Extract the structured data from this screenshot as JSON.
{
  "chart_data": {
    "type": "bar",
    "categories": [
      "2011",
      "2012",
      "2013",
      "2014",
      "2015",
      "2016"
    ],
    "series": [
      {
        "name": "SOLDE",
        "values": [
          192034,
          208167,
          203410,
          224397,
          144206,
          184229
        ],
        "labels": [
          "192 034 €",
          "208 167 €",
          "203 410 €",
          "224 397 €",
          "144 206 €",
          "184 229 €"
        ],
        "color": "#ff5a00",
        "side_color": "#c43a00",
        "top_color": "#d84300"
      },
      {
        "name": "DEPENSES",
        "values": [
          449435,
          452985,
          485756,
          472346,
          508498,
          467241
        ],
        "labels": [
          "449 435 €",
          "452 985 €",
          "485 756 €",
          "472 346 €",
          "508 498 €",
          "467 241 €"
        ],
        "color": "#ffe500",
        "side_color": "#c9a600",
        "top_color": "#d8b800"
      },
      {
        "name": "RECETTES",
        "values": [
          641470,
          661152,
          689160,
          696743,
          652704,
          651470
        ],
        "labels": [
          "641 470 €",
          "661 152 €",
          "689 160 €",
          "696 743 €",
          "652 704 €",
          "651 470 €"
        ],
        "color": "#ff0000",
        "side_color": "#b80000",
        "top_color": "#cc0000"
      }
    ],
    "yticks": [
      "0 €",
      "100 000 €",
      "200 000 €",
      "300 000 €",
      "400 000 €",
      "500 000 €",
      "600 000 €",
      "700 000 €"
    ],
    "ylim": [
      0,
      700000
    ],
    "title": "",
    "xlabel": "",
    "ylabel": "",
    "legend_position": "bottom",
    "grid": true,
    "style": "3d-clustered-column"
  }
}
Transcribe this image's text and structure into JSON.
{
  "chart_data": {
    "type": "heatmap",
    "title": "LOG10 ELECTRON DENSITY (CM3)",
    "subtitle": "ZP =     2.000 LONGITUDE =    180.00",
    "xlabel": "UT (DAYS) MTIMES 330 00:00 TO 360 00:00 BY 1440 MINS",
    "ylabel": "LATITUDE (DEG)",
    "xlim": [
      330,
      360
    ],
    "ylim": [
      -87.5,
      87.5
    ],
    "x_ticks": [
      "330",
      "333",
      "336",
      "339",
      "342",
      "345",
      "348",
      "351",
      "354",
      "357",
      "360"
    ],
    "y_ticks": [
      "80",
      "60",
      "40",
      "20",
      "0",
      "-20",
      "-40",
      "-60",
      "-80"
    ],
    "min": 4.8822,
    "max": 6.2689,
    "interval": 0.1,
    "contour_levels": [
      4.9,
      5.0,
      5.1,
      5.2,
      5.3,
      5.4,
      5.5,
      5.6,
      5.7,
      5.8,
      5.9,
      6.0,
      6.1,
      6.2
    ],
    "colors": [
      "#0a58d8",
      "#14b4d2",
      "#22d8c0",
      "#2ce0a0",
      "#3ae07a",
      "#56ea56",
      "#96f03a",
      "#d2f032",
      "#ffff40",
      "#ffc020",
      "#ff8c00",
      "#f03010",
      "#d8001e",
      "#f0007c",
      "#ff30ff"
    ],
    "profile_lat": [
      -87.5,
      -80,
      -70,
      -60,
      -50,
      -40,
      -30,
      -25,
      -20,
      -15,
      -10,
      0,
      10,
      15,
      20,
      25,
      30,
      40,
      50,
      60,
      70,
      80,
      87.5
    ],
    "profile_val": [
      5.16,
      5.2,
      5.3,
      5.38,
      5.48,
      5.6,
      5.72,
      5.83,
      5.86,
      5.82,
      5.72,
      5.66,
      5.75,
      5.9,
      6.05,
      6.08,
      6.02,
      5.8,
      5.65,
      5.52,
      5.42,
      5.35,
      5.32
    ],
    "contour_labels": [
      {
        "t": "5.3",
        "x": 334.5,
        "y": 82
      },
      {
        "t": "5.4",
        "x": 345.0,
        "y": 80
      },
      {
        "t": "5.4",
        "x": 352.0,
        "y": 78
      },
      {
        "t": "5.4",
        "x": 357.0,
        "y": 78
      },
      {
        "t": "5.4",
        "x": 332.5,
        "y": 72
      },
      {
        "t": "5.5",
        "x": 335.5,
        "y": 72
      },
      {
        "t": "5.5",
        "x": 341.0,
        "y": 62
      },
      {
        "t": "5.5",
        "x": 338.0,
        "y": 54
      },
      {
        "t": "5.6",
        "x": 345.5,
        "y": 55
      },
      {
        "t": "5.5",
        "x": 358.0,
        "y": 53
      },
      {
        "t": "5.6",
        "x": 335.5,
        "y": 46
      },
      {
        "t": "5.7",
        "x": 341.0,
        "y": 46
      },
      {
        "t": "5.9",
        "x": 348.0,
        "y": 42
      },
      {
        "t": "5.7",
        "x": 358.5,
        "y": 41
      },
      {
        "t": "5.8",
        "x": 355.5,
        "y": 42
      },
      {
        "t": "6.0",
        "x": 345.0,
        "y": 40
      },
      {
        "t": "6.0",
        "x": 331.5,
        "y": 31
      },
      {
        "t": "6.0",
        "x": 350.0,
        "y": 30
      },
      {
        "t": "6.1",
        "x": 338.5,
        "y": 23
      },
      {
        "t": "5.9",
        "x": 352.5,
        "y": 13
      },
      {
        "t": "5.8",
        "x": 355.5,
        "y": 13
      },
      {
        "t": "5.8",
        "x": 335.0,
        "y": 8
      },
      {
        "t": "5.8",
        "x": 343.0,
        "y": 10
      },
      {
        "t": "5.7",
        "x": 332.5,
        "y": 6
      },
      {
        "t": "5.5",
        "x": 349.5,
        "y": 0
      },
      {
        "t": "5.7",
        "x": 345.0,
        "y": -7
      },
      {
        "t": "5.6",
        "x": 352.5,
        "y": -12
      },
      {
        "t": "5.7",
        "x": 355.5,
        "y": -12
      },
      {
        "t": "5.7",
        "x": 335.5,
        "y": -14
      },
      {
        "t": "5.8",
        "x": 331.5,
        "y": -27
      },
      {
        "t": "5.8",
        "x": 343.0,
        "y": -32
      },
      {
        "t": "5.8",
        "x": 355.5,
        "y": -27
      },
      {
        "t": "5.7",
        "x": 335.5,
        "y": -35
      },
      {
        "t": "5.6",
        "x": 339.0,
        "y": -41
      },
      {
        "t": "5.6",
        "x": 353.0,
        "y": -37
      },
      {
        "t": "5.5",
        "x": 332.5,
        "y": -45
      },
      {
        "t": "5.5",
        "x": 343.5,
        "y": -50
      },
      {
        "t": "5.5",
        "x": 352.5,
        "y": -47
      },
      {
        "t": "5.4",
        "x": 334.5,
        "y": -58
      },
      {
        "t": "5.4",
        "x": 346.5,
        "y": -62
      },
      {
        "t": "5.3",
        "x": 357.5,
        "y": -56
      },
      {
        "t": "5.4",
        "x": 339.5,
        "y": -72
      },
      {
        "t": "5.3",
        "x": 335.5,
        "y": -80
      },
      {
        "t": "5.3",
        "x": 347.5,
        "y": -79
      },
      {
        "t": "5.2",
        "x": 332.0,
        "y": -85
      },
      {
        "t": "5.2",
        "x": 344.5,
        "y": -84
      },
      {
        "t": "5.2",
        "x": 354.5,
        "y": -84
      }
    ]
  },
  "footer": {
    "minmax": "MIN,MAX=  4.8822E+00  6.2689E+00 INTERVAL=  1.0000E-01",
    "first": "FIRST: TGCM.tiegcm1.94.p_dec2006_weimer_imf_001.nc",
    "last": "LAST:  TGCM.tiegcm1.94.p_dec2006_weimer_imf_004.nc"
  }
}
────────────────────────────────────────
◆ WHAT YOU WILL DO
Exactly reproduce every line of the data above.

◆ TASK RESULT
Extract the structured data from this screenshot as JSON.
{
  "chart_data": {
    "type": "bar",
    "categories": [
      "2011",
      "2012",
      "2013",
      "2014",
      "2015",
      "2016"
    ],
    "series": [
      {
        "name": "SOLDE",
        "values": [
          192034,
          208167,
          203410,
          224397,
          144206,
          184229
        ],
        "labels": [
          "192 034 €",
          "208 167 €",
          "203 410 €",
          "224 397 €",
          "144 206 €",
          "184 229 €"
        ],
        "color": "#ff5a00",
        "side_color": "#c43a00",
        "top_color": "#d84300"
      },
      {
        "name": "DEPENSES",
        "values": [
          449435,
          452985,
          485756,
          472346,
          508498,
          467241
        ],
        "labels": [
          "449 435 €",
          "452 985 €",
          "485 756 €",
          "472 346 €",
          "508 498 €",
          "467 241 €"
        ],
        "color": "#ffe500",
        "side_color": "#c9a600",
        "top_color": "#d8b800"
      },
      {
        "name": "RECETTES",
        "values": [
          641470,
          661152,
          689160,
          696743,
          652704,
          651470
        ],
        "labels": [
          "641 470 €",
          "661 152 €",
          "689 160 €",
          "696 743 €",
          "652 704 €",
          "651 470 €"
        ],
        "color": "#ff0000",
        "side_color": "#b80000",
        "top_color": "#cc0000"
      }
    ],
    "yticks": [
      "0 €",
      "100 000 €",
      "200 000 €",
      "300 000 €",
      "400 000 €",
      "500 000 €",
      "600 000 €",
      "700 000 €"
    ],
    "ylim": [
      0,
      700000
    ],
    "title": "",
    "xlabel": "",
    "ylabel": "",
    "legend_position": "bottom",
    "grid": true,
    "style": "3d-clustered-column"
  }
}
Transcribe this image's text and structure into JSON.
{
  "chart_data": {
    "type": "heatmap",
    "title": "LOG10 ELECTRON DENSITY (CM3)",
    "subtitle": "ZP =     2.000 LONGITUDE =    180.00",
    "xlabel": "UT (DAYS) MTIMES 330 00:00 TO 360 00:00 BY 1440 MINS",
    "ylabel": "LATITUDE (DEG)",
    "xlim": [
      330,
      360
    ],
    "ylim": [
      -87.5,
      87.5
    ],
    "x_ticks": [
      "330",
      "333",
      "336",
      "339",
      "342",
      "345",
      "348",
      "351",
      "354",
      "357",
      "360"
    ],
    "y_ticks": [
      "80",
      "60",
      "40",
      "20",
      "0",
      "-20",
      "-40",
      "-60",
      "-80"
    ],
    "min": 4.8822,
    "max": 6.2689,
    "interval": 0.1,
    "contour_levels": [
      4.9,
      5.0,
      5.1,
      5.2,
      5.3,
      5.4,
      5.5,
      5.6,
      5.7,
      5.8,
      5.9,
      6.0,
      6.1,
      6.2
    ],
    "colors": [
      "#0a58d8",
      "#14b4d2",
      "#22d8c0",
      "#2ce0a0",
      "#3ae07a",
      "#56ea56",
      "#96f03a",
      "#d2f032",
      "#ffff40",
      "#ffc020",
      "#ff8c00",
      "#f03010",
      "#d8001e",
      "#f0007c",
      "#ff30ff"
    ],
    "profile_lat": [
      -87.5,
      -80,
      -70,
      -60,
      -50,
      -40,
      -30,
      -25,
      -20,
      -15,
      -10,
      0,
      10,
      15,
      20,
      25,
      30,
      40,
      50,
      60,
      70,
      80,
      87.5
    ],
    "profile_val": [
      5.16,
      5.2,
      5.3,
      5.38,
      5.48,
      5.6,
      5.72,
      5.83,
      5.86,
      5.82,
      5.72,
      5.66,
      5.75,
      5.9,
      6.05,
      6.08,
      6.02,
      5.8,
      5.65,
      5.52,
      5.42,
      5.35,
      5.32
    ],
    "contour_labels": [
      {
        "t": "5.3",
        "x": 334.5,
        "y": 82
      },
      {
        "t": "5.4",
        "x": 345.0,
        "y": 80
      },
      {
        "t": "5.4",
        "x": 352.0,
        "y": 78
      },
      {
        "t": "5.4",
        "x": 357.0,
        "y": 78
      },
      {
        "t": "5.4",
        "x": 332.5,
        "y": 72
      },
      {
        "t": "5.5",
        "x": 335.5,
        "y": 72
      },
      {
        "t": "5.5",
        "x": 341.0,
        "y": 62
      },
      {
        "t": "5.5",
        "x": 338.0,
        "y": 54
      },
      {
        "t": "5.6",
        "x": 345.5,
        "y": 55
      },
      {
        "t": "5.5",
        "x": 358.0,
        "y": 53
      },
      {
        "t": "5.6",
        "x": 335.5,
        "y": 46
      },
      {
        "t": "5.7",
        "x": 341.0,
        "y": 46
      },
      {
        "t": "5.9",
        "x": 348.0,
        "y": 42
      },
      {
        "t": "5.7",
        "x": 358.5,
        "y": 41
      },
      {
        "t": "5.8",
        "x": 355.5,
        "y": 42
      },
      {
        "t": "6.0",
        "x": 345.0,
        "y": 40
      },
      {
        "t": "6.0",
        "x": 331.5,
        "y": 31
      },
      {
        "t": "6.0",
        "x": 350.0,
        "y": 30
      },
      {
        "t": "6.1",
        "x": 338.5,
        "y": 23
      },
      {
        "t": "5.9",
        "x": 352.5,
        "y": 13
      },
      {
        "t": "5.8",
        "x": 355.5,
        "y": 13
      },
      {
        "t": "5.8",
        "x": 335.0,
        "y": 8
      },
      {
        "t": "5.8",
        "x": 343.0,
        "y": 10
      },
      {
        "t": "5.7",
        "x": 332.5,
        "y": 6
      },
      {
        "t": "5.5",
        "x": 349.5,
        "y": 0
      },
      {
        "t": "5.7",
        "x": 345.0,
        "y": -7
      },
      {
        "t": "5.6",
        "x": 352.5,
        "y": -12
      },
      {
        "t": "5.7",
        "x": 355.5,
        "y": -12
      },
      {
        "t": "5.7",
        "x": 335.5,
        "y": -14
      },
      {
        "t": "5.8",
        "x": 331.5,
        "y": -27
      },
      {
        "t": "5.8",
        "x": 343.0,
        "y": -32
      },
      {
        "t": "5.8",
        "x": 355.5,
        "y": -27
      },
      {
        "t": "5.7",
        "x": 335.5,
        "y": -35
      },
      {
        "t": "5.6",
        "x": 339.0,
        "y": -41
      },
      {
        "t": "5.6",
        "x": 353.0,
        "y": -37
      },
      {
        "t": "5.5",
        "x": 332.5,
        "y": -45
      },
      {
        "t": "5.5",
        "x": 343.5,
        "y": -50
      },
      {
        "t": "5.5",
        "x": 352.5,
        "y": -47
      },
      {
        "t": "5.4",
        "x": 334.5,
        "y": -58
      },
      {
        "t": "5.4",
        "x": 346.5,
        "y": -62
      },
      {
        "t": "5.3",
        "x": 357.5,
        "y": -56
      },
      {
        "t": "5.4",
        "x": 339.5,
        "y": -72
      },
      {
        "t": "5.3",
        "x": 335.5,
        "y": -80
      },
      {
        "t": "5.3",
        "x": 347.5,
        "y": -79
      },
      {
        "t": "5.2",
        "x": 332.0,
        "y": -85
      },
      {
        "t": "5.2",
        "x": 344.5,
        "y": -84
      },
      {
        "t": "5.2",
        "x": 354.5,
        "y": -84
      }
    ]
  },
  "footer": {
    "minmax": "MIN,MAX=  4.8822E+00  6.2689E+00 INTERVAL=  1.0000E-01",
    "first": "FIRST: TGCM.tiegcm1.94.p_dec2006_weimer_imf_001.nc",
    "last": "LAST:  TGCM.tiegcm1.94.p_dec2006_weimer_imf_004.nc"
  }
}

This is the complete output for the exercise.